Prompt: Work through the data line by line, gathering every line that has the word "name".

(Dataset records)
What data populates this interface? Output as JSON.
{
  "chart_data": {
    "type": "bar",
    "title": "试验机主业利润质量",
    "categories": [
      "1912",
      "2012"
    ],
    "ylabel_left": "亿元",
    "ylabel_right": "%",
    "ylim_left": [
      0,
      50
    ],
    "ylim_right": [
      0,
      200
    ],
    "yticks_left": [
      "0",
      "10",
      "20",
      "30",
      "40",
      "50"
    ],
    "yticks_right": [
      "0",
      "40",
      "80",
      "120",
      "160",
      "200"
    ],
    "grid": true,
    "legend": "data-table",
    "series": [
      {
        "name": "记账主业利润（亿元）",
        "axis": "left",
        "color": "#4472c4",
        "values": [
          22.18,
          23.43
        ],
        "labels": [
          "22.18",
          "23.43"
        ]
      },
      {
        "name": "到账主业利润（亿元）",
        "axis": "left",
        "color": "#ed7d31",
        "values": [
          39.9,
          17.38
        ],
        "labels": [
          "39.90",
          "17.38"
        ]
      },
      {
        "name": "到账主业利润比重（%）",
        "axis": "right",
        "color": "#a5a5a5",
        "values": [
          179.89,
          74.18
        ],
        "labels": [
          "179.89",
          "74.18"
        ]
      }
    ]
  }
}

Right answer:
        "name": "记账主业利润（亿元）",
        "name": "到账主业利润（亿元）",
        "name": "到账主业利润比重（%）",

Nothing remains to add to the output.